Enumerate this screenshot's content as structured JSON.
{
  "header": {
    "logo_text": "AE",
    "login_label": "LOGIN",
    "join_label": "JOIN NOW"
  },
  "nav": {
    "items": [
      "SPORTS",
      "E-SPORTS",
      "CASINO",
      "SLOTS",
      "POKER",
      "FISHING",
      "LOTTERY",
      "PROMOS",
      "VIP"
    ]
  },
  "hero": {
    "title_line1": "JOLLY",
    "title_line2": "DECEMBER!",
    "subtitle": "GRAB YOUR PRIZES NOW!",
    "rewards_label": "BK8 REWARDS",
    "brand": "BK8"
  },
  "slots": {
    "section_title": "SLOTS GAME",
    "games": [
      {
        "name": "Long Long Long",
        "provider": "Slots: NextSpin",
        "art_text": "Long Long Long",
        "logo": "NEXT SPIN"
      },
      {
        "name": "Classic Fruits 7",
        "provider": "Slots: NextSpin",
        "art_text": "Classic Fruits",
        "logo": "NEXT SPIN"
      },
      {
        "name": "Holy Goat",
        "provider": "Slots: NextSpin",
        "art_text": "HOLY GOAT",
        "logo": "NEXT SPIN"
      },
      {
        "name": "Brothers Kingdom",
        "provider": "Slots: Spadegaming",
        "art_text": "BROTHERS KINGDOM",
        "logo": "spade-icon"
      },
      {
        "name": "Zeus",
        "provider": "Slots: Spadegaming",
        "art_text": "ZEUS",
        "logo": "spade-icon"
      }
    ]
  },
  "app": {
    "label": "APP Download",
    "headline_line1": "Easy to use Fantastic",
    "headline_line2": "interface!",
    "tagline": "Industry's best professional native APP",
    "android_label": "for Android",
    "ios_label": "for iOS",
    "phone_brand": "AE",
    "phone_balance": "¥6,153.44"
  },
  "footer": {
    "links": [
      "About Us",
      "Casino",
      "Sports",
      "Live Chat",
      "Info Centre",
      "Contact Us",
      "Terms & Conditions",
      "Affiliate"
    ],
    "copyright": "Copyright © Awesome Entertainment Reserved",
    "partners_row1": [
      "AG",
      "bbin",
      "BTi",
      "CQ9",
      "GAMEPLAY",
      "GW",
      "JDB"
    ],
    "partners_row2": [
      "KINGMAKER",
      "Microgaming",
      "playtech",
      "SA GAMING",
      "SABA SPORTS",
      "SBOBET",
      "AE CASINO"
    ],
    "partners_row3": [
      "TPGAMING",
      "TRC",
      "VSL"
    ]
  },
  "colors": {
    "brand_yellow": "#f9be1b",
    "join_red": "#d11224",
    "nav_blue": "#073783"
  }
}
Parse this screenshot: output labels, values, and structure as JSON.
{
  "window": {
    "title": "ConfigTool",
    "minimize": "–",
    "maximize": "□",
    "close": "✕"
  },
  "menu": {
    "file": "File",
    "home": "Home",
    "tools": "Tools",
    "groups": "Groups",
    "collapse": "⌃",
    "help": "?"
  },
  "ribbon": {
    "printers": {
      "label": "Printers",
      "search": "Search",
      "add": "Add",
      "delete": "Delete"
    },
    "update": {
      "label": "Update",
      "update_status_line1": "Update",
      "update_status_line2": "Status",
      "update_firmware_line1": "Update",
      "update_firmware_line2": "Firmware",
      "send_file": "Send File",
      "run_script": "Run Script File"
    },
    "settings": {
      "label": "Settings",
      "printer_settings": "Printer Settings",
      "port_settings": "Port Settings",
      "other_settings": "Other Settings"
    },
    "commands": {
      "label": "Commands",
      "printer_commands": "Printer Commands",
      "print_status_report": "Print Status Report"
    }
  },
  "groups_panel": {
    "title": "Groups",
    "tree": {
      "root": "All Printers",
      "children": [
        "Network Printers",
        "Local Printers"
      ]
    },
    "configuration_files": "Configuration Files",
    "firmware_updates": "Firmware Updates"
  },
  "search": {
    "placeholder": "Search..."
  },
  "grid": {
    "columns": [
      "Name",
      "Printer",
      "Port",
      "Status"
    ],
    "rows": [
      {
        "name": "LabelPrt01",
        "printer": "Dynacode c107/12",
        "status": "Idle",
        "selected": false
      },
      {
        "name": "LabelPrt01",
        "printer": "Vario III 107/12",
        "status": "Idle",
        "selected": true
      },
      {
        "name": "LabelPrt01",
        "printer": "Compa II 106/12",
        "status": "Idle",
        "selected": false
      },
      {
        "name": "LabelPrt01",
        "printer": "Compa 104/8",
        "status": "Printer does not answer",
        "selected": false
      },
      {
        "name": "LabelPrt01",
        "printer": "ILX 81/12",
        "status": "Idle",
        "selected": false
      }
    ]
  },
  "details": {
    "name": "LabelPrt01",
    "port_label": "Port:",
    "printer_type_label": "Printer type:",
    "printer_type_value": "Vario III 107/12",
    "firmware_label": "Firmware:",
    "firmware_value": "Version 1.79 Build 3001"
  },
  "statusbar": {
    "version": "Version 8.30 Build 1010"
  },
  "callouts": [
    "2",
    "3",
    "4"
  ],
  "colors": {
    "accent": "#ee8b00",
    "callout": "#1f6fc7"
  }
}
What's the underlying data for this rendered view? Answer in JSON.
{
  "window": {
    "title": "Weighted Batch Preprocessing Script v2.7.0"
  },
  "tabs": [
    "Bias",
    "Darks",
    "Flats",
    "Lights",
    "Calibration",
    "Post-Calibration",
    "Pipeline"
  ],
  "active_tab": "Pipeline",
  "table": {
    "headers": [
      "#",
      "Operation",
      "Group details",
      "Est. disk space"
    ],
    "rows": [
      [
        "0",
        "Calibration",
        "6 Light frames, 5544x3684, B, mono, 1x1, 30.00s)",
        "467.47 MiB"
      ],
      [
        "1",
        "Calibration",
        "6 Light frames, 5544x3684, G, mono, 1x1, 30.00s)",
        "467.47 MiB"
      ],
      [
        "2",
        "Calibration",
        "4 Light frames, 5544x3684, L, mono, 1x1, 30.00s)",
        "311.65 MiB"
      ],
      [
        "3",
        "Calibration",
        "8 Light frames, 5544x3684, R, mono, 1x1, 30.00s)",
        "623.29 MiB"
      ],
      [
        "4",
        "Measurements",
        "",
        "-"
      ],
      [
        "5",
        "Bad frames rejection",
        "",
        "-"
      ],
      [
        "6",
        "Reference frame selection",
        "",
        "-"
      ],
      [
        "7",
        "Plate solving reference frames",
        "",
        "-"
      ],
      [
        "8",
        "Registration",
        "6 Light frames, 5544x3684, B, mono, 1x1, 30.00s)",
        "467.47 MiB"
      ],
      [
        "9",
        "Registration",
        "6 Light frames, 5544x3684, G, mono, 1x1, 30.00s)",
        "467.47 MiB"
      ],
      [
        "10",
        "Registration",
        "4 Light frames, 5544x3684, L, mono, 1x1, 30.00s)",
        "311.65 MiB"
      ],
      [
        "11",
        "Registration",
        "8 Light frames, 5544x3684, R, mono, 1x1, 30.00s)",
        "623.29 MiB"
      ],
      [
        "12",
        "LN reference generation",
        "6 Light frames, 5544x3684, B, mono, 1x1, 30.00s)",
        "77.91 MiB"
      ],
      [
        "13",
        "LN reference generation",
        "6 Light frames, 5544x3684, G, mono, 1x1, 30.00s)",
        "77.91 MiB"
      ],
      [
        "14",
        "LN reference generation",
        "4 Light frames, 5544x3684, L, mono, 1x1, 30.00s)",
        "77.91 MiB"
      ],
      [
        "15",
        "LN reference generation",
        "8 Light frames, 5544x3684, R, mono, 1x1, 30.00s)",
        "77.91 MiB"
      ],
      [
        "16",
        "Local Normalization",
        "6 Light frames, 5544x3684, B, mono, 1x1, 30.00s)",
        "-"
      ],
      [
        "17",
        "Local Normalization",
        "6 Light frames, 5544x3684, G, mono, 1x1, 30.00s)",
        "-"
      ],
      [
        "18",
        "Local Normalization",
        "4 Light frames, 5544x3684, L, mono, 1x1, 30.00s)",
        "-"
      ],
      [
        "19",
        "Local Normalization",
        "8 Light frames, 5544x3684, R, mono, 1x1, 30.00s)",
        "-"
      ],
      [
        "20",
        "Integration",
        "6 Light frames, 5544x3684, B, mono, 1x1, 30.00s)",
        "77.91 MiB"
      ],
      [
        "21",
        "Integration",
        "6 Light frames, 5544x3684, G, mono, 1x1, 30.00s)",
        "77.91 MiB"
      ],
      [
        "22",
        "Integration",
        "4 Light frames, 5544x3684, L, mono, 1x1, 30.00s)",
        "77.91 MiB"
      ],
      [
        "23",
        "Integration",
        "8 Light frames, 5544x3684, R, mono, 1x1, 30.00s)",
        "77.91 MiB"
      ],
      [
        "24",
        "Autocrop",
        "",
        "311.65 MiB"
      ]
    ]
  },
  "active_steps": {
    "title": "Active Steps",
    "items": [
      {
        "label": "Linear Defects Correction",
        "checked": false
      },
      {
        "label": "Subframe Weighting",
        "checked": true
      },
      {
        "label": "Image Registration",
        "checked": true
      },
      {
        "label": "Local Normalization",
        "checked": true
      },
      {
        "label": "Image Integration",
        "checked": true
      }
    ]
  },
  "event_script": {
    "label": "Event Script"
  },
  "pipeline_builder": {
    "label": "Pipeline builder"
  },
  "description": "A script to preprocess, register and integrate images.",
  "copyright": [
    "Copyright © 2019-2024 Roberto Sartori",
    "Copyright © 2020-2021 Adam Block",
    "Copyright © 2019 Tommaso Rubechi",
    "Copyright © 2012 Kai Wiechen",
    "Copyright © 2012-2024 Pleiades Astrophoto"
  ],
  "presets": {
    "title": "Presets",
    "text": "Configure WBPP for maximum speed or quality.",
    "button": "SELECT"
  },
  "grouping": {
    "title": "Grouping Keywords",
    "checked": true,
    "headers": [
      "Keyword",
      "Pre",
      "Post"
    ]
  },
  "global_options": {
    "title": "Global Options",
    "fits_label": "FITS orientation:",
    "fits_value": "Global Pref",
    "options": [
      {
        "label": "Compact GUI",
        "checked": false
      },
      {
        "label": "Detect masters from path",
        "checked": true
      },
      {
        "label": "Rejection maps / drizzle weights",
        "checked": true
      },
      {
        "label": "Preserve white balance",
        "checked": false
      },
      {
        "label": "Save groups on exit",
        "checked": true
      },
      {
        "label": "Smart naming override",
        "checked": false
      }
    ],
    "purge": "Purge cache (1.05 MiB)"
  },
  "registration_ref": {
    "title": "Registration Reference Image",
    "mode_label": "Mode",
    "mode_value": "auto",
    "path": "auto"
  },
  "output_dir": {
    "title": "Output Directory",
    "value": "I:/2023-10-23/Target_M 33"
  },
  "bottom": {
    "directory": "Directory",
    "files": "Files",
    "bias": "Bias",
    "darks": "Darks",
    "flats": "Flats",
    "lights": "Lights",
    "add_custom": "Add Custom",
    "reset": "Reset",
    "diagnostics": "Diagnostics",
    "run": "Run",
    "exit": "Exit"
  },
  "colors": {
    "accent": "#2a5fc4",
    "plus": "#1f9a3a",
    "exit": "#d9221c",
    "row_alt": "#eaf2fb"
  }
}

OBJECTIVE -
Return all lines of the material above in which the word "exit" occurs.

EXERCISE SOLUTION -
        "label": "Save groups on exit",
    "exit": "Exit"
    "exit": "#d9221c",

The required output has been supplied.